Exercise input.
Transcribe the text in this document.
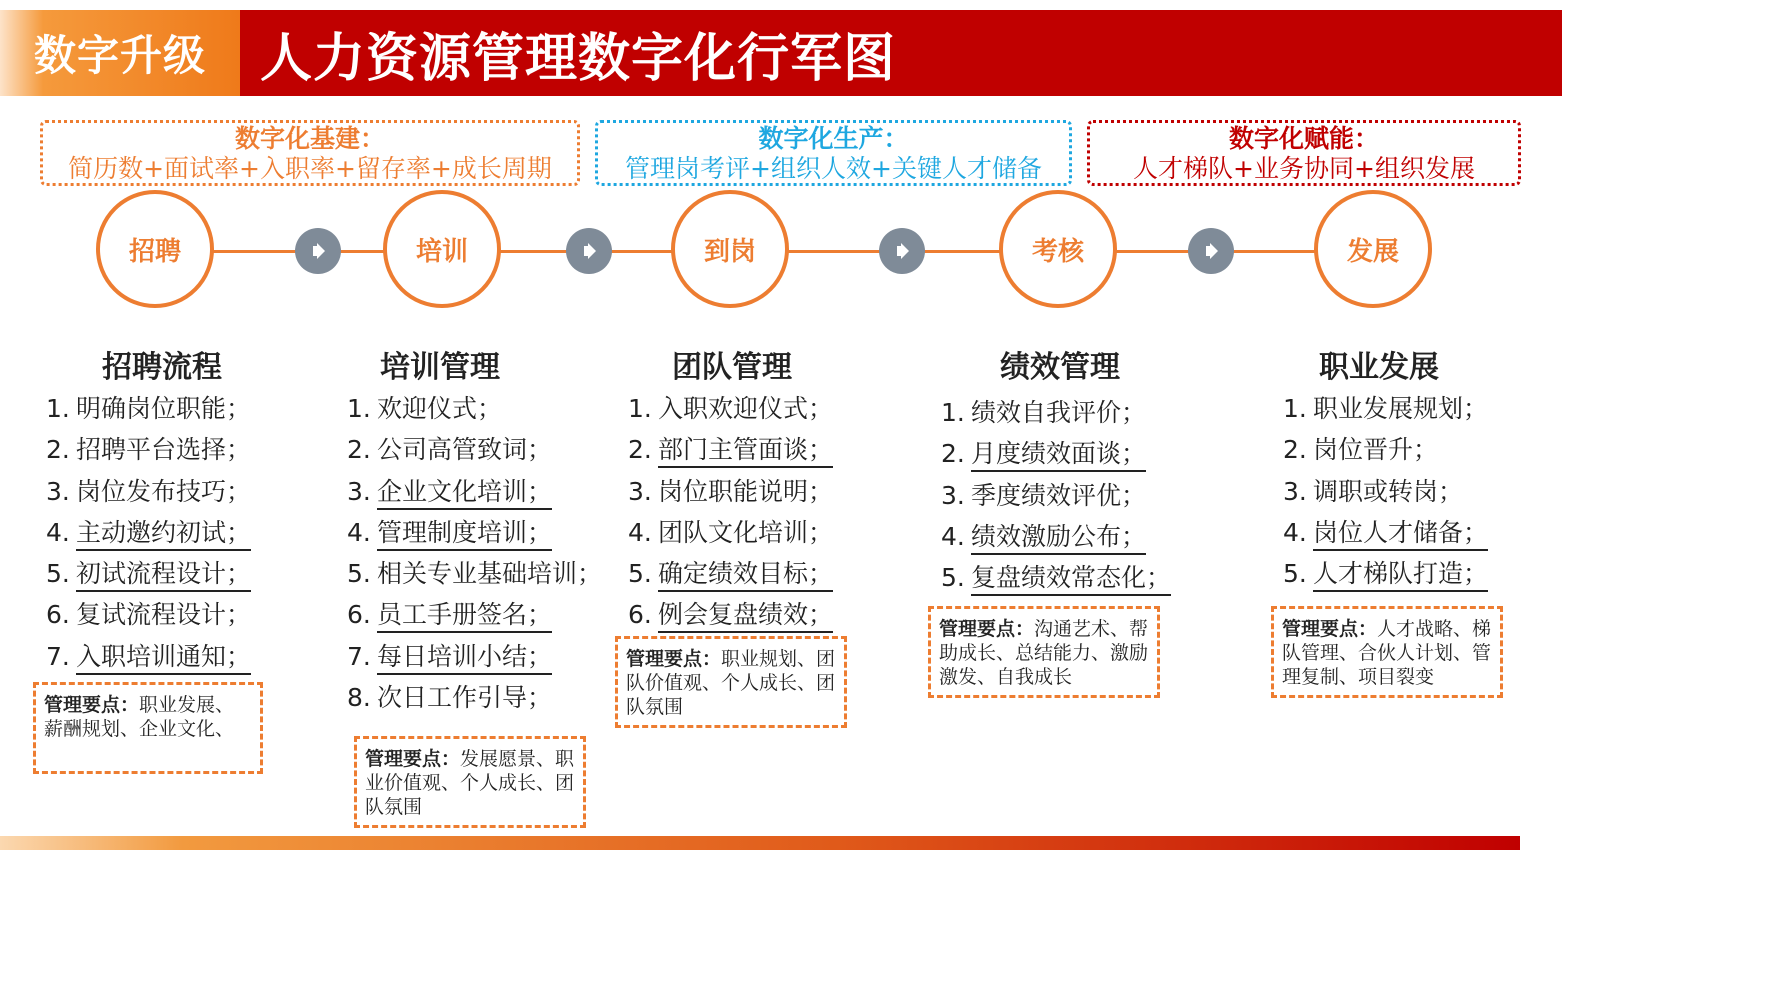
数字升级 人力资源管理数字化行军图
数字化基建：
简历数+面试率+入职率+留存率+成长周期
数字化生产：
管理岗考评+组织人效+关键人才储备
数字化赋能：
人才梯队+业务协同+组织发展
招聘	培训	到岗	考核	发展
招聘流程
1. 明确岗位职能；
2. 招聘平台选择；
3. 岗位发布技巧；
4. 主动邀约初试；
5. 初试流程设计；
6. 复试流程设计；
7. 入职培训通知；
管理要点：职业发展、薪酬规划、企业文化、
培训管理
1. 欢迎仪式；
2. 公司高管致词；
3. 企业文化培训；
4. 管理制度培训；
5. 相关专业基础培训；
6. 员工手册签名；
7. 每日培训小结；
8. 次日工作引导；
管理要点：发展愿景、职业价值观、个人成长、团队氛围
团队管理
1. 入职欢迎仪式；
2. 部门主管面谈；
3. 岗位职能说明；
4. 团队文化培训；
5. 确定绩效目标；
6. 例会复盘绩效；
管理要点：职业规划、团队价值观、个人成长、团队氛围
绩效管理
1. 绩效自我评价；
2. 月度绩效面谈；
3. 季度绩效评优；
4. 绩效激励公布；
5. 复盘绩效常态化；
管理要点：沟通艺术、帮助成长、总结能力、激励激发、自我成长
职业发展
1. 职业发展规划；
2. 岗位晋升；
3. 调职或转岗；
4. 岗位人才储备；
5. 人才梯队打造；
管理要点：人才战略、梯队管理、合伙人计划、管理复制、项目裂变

Written request. All lines holding the word "管理要点" should be picked out and copied.

Result.
管理要点：职业发展、薪酬规划、企业文化、
管理要点：发展愿景、职业价值观、个人成长、团队氛围
管理要点：职业规划、团队价值观、个人成长、团队氛围
管理要点：沟通艺术、帮助成长、总结能力、激励激发、自我成长
管理要点：人才战略、梯队管理、合伙人计划、管理复制、项目裂变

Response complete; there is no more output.